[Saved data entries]
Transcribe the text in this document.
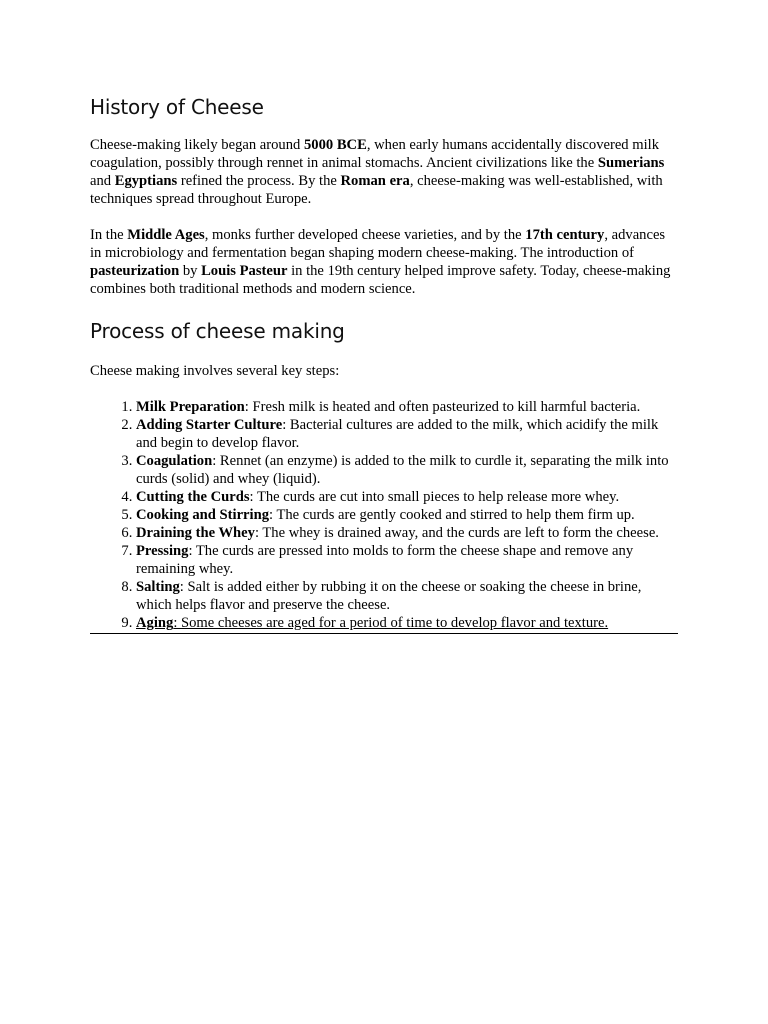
History of Cheese

Cheese-making likely began around 5000 BCE, when early humans accidentally discovered milk coagulation, possibly through rennet in animal stomachs. Ancient civilizations like the Sumerians and Egyptians refined the process. By the Roman era, cheese-making was well-established, with techniques spread throughout Europe.

In the Middle Ages, monks further developed cheese varieties, and by the 17th century, advances in microbiology and fermentation began shaping modern cheese-making. The introduction of pasteurization by Louis Pasteur in the 19th century helped improve safety. Today, cheese-making combines both traditional methods and modern science.

Process of cheese making

Cheese making involves several key steps:

1. Milk Preparation: Fresh milk is heated and often pasteurized to kill harmful bacteria.
2. Adding Starter Culture: Bacterial cultures are added to the milk, which acidify the milk and begin to develop flavor.
3. Coagulation: Rennet (an enzyme) is added to the milk to curdle it, separating the milk into curds (solid) and whey (liquid).
4. Cutting the Curds: The curds are cut into small pieces to help release more whey.
5. Cooking and Stirring: The curds are gently cooked and stirred to help them firm up.
6. Draining the Whey: The whey is drained away, and the curds are left to form the cheese.
7. Pressing: The curds are pressed into molds to form the cheese shape and remove any remaining whey.
8. Salting: Salt is added either by rubbing it on the cheese or soaking the cheese in brine, which helps flavor and preserve the cheese.
9. Aging: Some cheeses are aged for a period of time to develop flavor and texture.
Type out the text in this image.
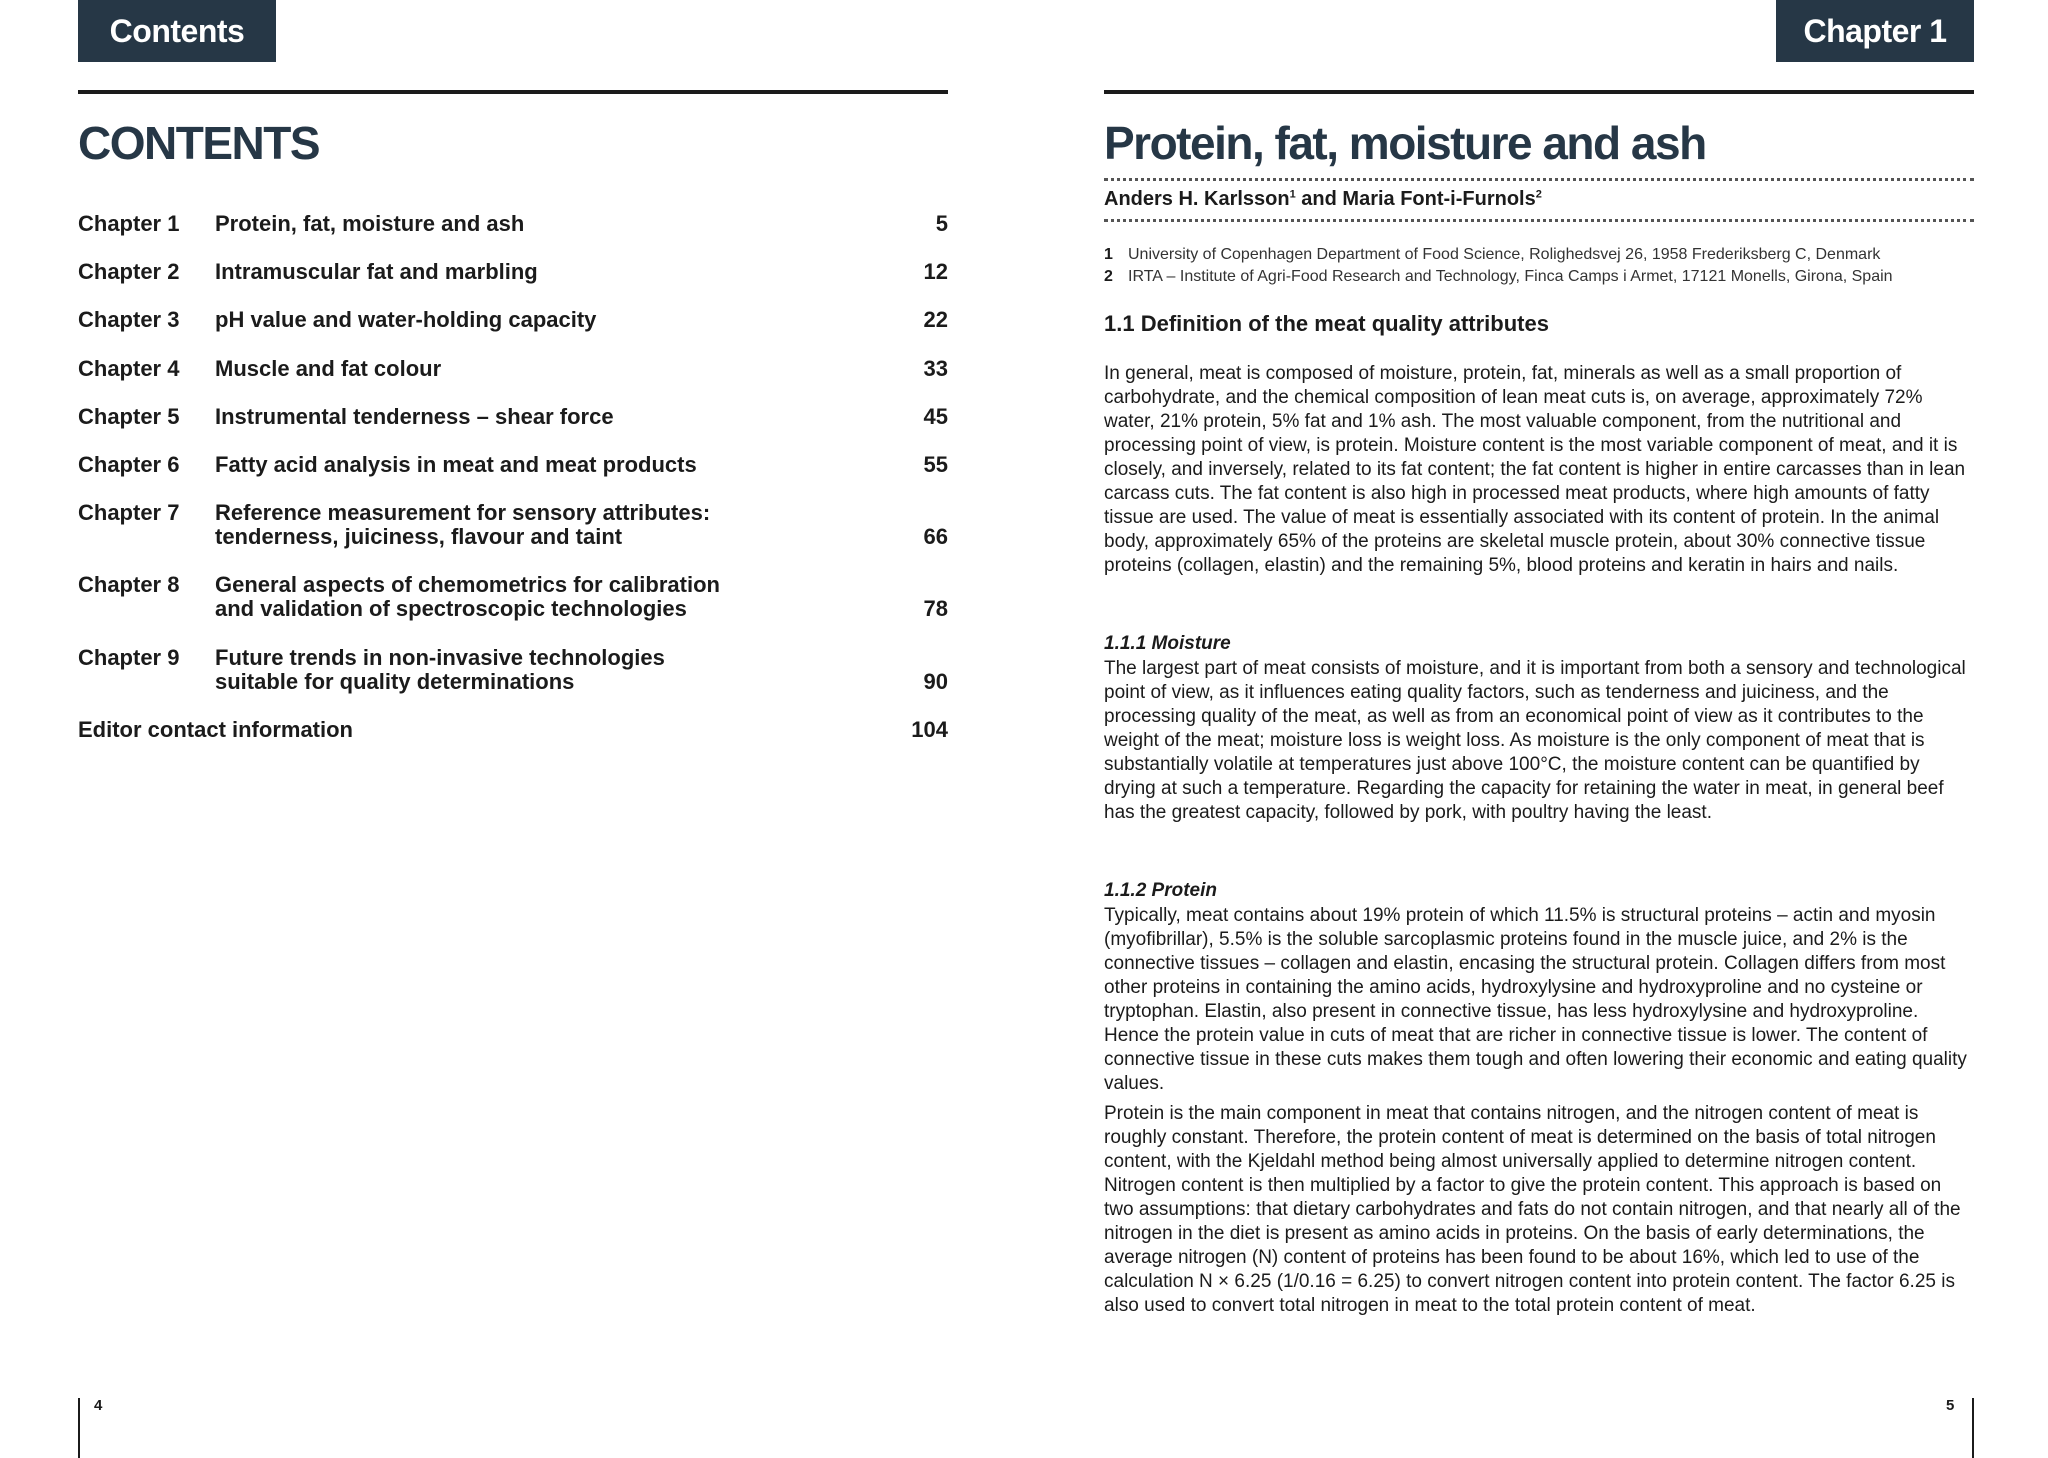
Contents
CONTENTS
Chapter 1 Protein, fat, moisture and ash	5
Chapter 2 Intramuscular fat and marbling	12
Chapter 3 pH value and water-holding capacity	22
Chapter 4 Muscle and fat colour	33
Chapter 5 Instrumental tenderness – shear force	45
Chapter 6 Fatty acid analysis in meat and meat products	55
Chapter 7 Reference measurement for sensory attributes:
tenderness, juiciness, flavour and taint	66
Chapter 8 General aspects of chemometrics for calibration
and validation of spectroscopic technologies	78
Chapter 9 Future trends in non-invasive technologies
suitable for quality determinations	90
Editor contact information	104
4
Chapter 1
Protein, fat, moisture and ash
Anders H. Karlsson$^1$ and Maria Font-i-Furnols$^2$
1 University of Copenhagen Department of Food Science, Rolighedsvej 26, 1958 Frederiksberg C, Denmark
2 IRTA – Institute of Agri-Food Research and Technology, Finca Camps i Armet, 17121 Monells, Girona, Spain
1.1 Definition of the meat quality attributes

In general, meat is composed of moisture, protein, fat, minerals as well as a small proportion of carbohydrate, and the chemical composition of lean meat cuts is, on average, approximately 72% water, 21% protein, 5% fat and 1% ash. The most valuable component, from the nutritional and processing point of view, is protein. Moisture content is the most variable component of meat, and it is closely, and inversely, related to its fat content; the fat content is higher in entire carcasses than in lean carcass cuts. The fat content is also high in processed meat products, where high amounts of fatty tissue are used. The value of meat is essentially associated with its content of protein. In the animal body, approximately 65% of the proteins are skeletal muscle protein, about 30% connective tissue proteins (collagen, elastin) and the remaining 5%, blood proteins and keratin in hairs and nails.

1.1.1 Moisture

The largest part of meat consists of moisture, and it is important from both a sensory and technological point of view, as it influences eating quality factors, such as tenderness and juiciness, and the processing quality of the meat, as well as from an economical point of view as it contributes to the weight of the meat; moisture loss is weight loss. As moisture is the only component of meat that is substantially volatile at temperatures just above 100°C, the moisture content can be quantified by drying at such a temperature. Regarding the capacity for retaining the water in meat, in general beef has the greatest capacity, followed by pork, with poultry having the least.

1.1.2 Protein

Typically, meat contains about 19% protein of which 11.5% is structural proteins – actin and myosin (myofibrillar), 5.5% is the soluble sarcoplasmic proteins found in the muscle juice, and 2% is the connective tissues – collagen and elastin, encasing the structural protein. Collagen differs from most other proteins in containing the amino acids, hydroxylysine and hydroxyproline and no cysteine or tryptophan. Elastin, also present in connective tissue, has less hydroxylysine and hydroxyproline. Hence the protein value in cuts of meat that are richer in connective tissue is lower. The content of connective tissue in these cuts makes them tough and often lowering their economic and eating quality values.

Protein is the main component in meat that contains nitrogen, and the nitrogen content of meat is roughly constant. Therefore, the protein content of meat is determined on the basis of total nitrogen content, with the Kjeldahl method being almost universally applied to determine nitrogen content. Nitrogen content is then multiplied by a factor to give the protein content. This approach is based on two assumptions: that dietary carbohydrates and fats do not contain nitrogen, and that nearly all of the nitrogen in the diet is present as amino acids in proteins. On the basis of early determinations, the average nitrogen (N) content of proteins has been found to be about 16%, which led to use of the calculation N × 6.25 (1/0.16 = 6.25) to convert nitrogen content into protein content. The factor 6.25 is also used to convert total nitrogen in meat to the total protein content of meat.

5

Work item:
Write the records out again exactly as shown above, keeping no pictures.

Answer for this exercise:
Transcribe the text in this document.
History of Cheese

Cheese-making likely began around 5000 BCE, when early humans accidentally discovered milk coagulation, possibly through rennet in animal stomachs. Ancient civilizations like the Sumerians and Egyptians refined the process. By the Roman era, cheese-making was well-established, with techniques spread throughout Europe.

In the Middle Ages, monks further developed cheese varieties, and by the 17th century, advances in microbiology and fermentation began shaping modern cheese-making. The introduction of pasteurization by Louis Pasteur in the 19th century helped improve safety. Today, cheese-making combines both traditional methods and modern science.

Process of cheese making

Cheese making involves several key steps:

1. Milk Preparation: Fresh milk is heated and often pasteurized to kill harmful bacteria.
2. Adding Starter Culture: Bacterial cultures are added to the milk, which acidify the milk and begin to develop flavor.
3. Coagulation: Rennet (an enzyme) is added to the milk to curdle it, separating the milk into curds (solid) and whey (liquid).
4. Cutting the Curds: The curds are cut into small pieces to help release more whey.
5. Cooking and Stirring: The curds are gently cooked and stirred to help them firm up.
6. Draining the Whey: The whey is drained away, and the curds are left to form the cheese.
7. Pressing: The curds are pressed into molds to form the cheese shape and remove any remaining whey.
8. Salting: Salt is added either by rubbing it on the cheese or soaking the cheese in brine, which helps flavor and preserve the cheese.
9. Aging: Some cheeses are aged for a period of time to develop flavor and texture.
Type out the text in this image.
Contents
CONTENTS
Chapter 1 Protein, fat, moisture and ash	5
Chapter 2 Intramuscular fat and marbling	12
Chapter 3 pH value and water-holding capacity	22
Chapter 4 Muscle and fat colour	33
Chapter 5 Instrumental tenderness – shear force	45
Chapter 6 Fatty acid analysis in meat and meat products	55
Chapter 7 Reference measurement for sensory attributes:
tenderness, juiciness, flavour and taint	66
Chapter 8 General aspects of chemometrics for calibration
and validation of spectroscopic technologies	78
Chapter 9 Future trends in non-invasive technologies
suitable for quality determinations	90
Editor contact information	104
4
Chapter 1
Protein, fat, moisture and ash
Anders H. Karlsson$^1$ and Maria Font-i-Furnols$^2$
1 University of Copenhagen Department of Food Science, Rolighedsvej 26, 1958 Frederiksberg C, Denmark
2 IRTA – Institute of Agri-Food Research and Technology, Finca Camps i Armet, 17121 Monells, Girona, Spain
1.1 Definition of the meat quality attributes

In general, meat is composed of moisture, protein, fat, minerals as well as a small proportion of carbohydrate, and the chemical composition of lean meat cuts is, on average, approximately 72% water, 21% protein, 5% fat and 1% ash. The most valuable component, from the nutritional and processing point of view, is protein. Moisture content is the most variable component of meat, and it is closely, and inversely, related to its fat content; the fat content is higher in entire carcasses than in lean carcass cuts. The fat content is also high in processed meat products, where high amounts of fatty tissue are used. The value of meat is essentially associated with its content of protein. In the animal body, approximately 65% of the proteins are skeletal muscle protein, about 30% connective tissue proteins (collagen, elastin) and the remaining 5%, blood proteins and keratin in hairs and nails.

1.1.1 Moisture

The largest part of meat consists of moisture, and it is important from both a sensory and technological point of view, as it influences eating quality factors, such as tenderness and juiciness, and the processing quality of the meat, as well as from an economical point of view as it contributes to the weight of the meat; moisture loss is weight loss. As moisture is the only component of meat that is substantially volatile at temperatures just above 100°C, the moisture content can be quantified by drying at such a temperature. Regarding the capacity for retaining the water in meat, in general beef has the greatest capacity, followed by pork, with poultry having the least.

1.1.2 Protein

Typically, meat contains about 19% protein of which 11.5% is structural proteins – actin and myosin (myofibrillar), 5.5% is the soluble sarcoplasmic proteins found in the muscle juice, and 2% is the connective tissues – collagen and elastin, encasing the structural protein. Collagen differs from most other proteins in containing the amino acids, hydroxylysine and hydroxyproline and no cysteine or tryptophan. Elastin, also present in connective tissue, has less hydroxylysine and hydroxyproline. Hence the protein value in cuts of meat that are richer in connective tissue is lower. The content of connective tissue in these cuts makes them tough and often lowering their economic and eating quality values.

Protein is the main component in meat that contains nitrogen, and the nitrogen content of meat is roughly constant. Therefore, the protein content of meat is determined on the basis of total nitrogen content, with the Kjeldahl method being almost universally applied to determine nitrogen content. Nitrogen content is then multiplied by a factor to give the protein content. This approach is based on two assumptions: that dietary carbohydrates and fats do not contain nitrogen, and that nearly all of the nitrogen in the diet is present as amino acids in proteins. On the basis of early determinations, the average nitrogen (N) content of proteins has been found to be about 16%, which led to use of the calculation N × 6.25 (1/0.16 = 6.25) to convert nitrogen content into protein content. The factor 6.25 is also used to convert total nitrogen in meat to the total protein content of meat.

5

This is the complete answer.